Encoding a single message to bytes
----------------------------------

.. code-block:: py

   import avroc

   schema = {
       "namespace": "example.avro",
       "type": "record",
       "name": "User",
       "fields": [
           {"name": "name", "type": "string"},
           {"name": "favorite_number",  "type": ["null", "int"]},
           {"name": "favorite_color", "type": ["null", "string"]}
       ]
   }

   # Construct an encoder (don't do this for every message - it's a
   # bunch of work)
   encoder = avroc.compile_encoder(schema)

   message = {
       "name": "Alice",
       "favorite_number": 42,
       "favorite_color": "green",
   },

   # encoder is a callable, so pass it a message directly. The
   # return value is encoded bytes.
   encoded = encoder(message)
   print(repr(encoded))  #  b'\nAlice\x02T\x02\ngreen'

Decoding a single message from bytes
-------------------------------------

.. code-block:: py

   import avroc

   schema = {
       "namespace": "example.avro",
       "type": "record",
       "name": "User",
       "fields": [
           {"name": "name", "type": "string"},
           {"name": "favorite_number",  "type": ["null", "int"]},
           {"name": "favorite_color", "type": ["null", "string"]}
       ]
   }

   # Construct a decoder (don't do this for every message - it's
   # a bunch of work)

■ Set problem 1
Reproduce the part of the avroc usage page starting at the words "# Construct an" and stopping after "is encoded bytes.".

(Layout dataset entries)
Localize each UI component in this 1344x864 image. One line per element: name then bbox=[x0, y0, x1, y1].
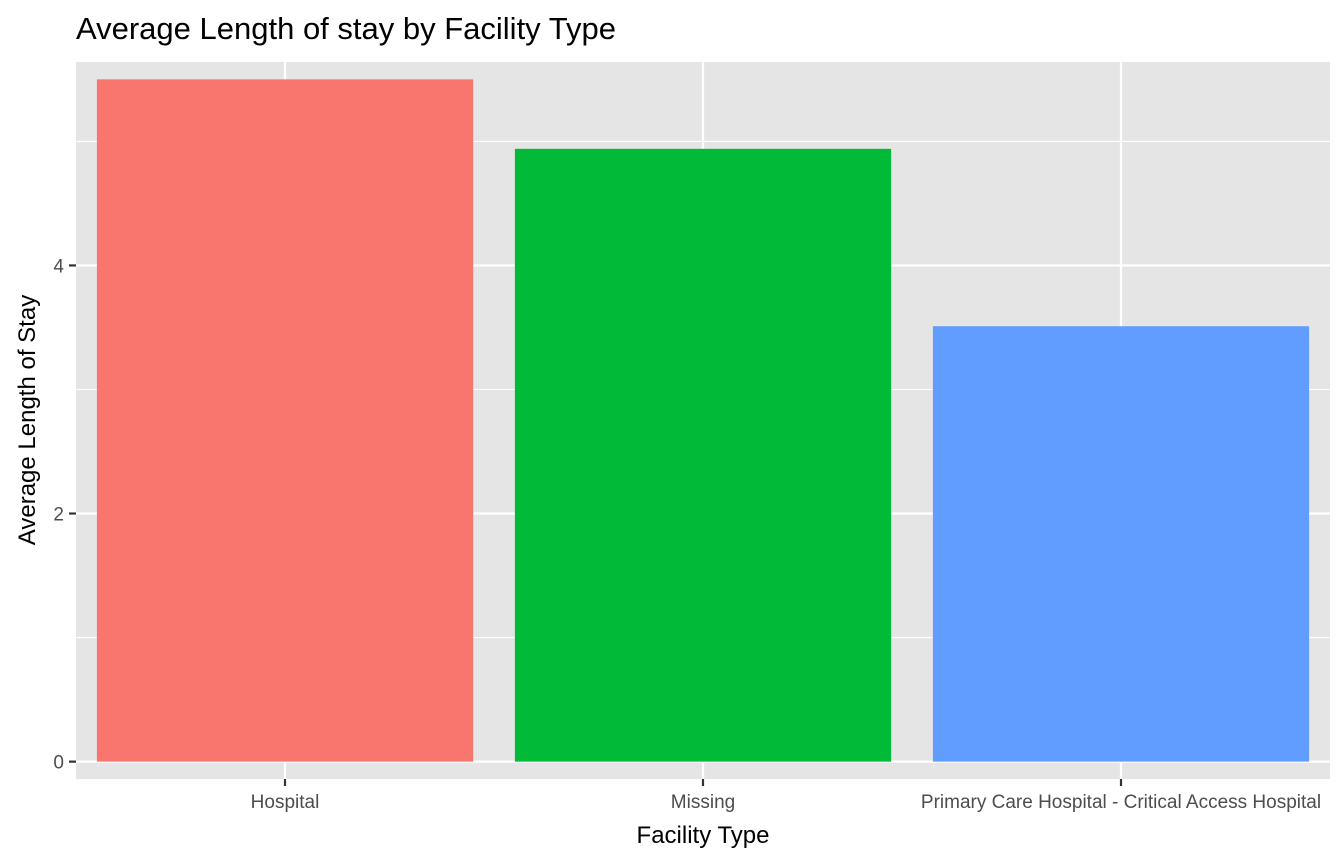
y-tick-label: 2 bbox=[53, 505, 64, 526]
bar-primary-care-hospital-critical-access-hospital bbox=[932, 326, 1310, 762]
x-axis-title: Facility Type bbox=[637, 822, 770, 849]
x-tick-label: Missing bbox=[671, 792, 735, 813]
bar-missing bbox=[514, 148, 892, 762]
bars bbox=[96, 79, 1310, 762]
y-tick-label: 4 bbox=[53, 256, 64, 277]
bar-hospital bbox=[96, 79, 474, 762]
x-tick-label: Hospital bbox=[251, 792, 320, 813]
y-axis-title: Average Length of Stay bbox=[14, 295, 41, 545]
chart-title: Average Length of stay by Facility Type bbox=[76, 11, 616, 46]
y-tick-label: 0 bbox=[53, 753, 64, 774]
x-tick-label: Primary Care Hospital - Critical Access … bbox=[921, 792, 1321, 813]
axes: 0 2 4 Hospital Missing Primary Care Hospital … bbox=[53, 256, 1321, 813]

■ Set problem 2
Transcribe every line of the records above exactly, omitting the pictures from your answer.

■ Written solution 1
# Construct an encoder (don't do this for every message - it's a
   # bunch of work)
   encoder = avroc.compile_encoder(schema)

   message = {
       "name": "Alice",
       "favorite_number": 42,
       "favorite_color": "green",
   },

   # encoder is a callable, so pass it a message directly. The
   # return value is encoded bytes.

■ Written solution 2
Localize each UI component in this 1344x864 image. One line per element: name then bbox=[x0, y0, x1, y1].
y-tick-label: 2 bbox=[53, 505, 64, 526]
bar-primary-care-hospital-critical-access-hospital bbox=[932, 326, 1310, 762]
x-axis-title: Facility Type bbox=[637, 822, 770, 849]
x-tick-label: Missing bbox=[671, 792, 735, 813]
bar-missing bbox=[514, 148, 892, 762]
bars bbox=[96, 79, 1310, 762]
y-tick-label: 4 bbox=[53, 256, 64, 277]
bar-hospital bbox=[96, 79, 474, 762]
x-tick-label: Hospital bbox=[251, 792, 320, 813]
y-axis-title: Average Length of Stay bbox=[14, 295, 41, 545]
chart-title: Average Length of stay by Facility Type bbox=[76, 11, 616, 46]
y-tick-label: 0 bbox=[53, 753, 64, 774]
x-tick-label: Primary Care Hospital - Critical Access … bbox=[921, 792, 1321, 813]
axes: 0 2 4 Hospital Missing Primary Care Hospital … bbox=[53, 256, 1321, 813]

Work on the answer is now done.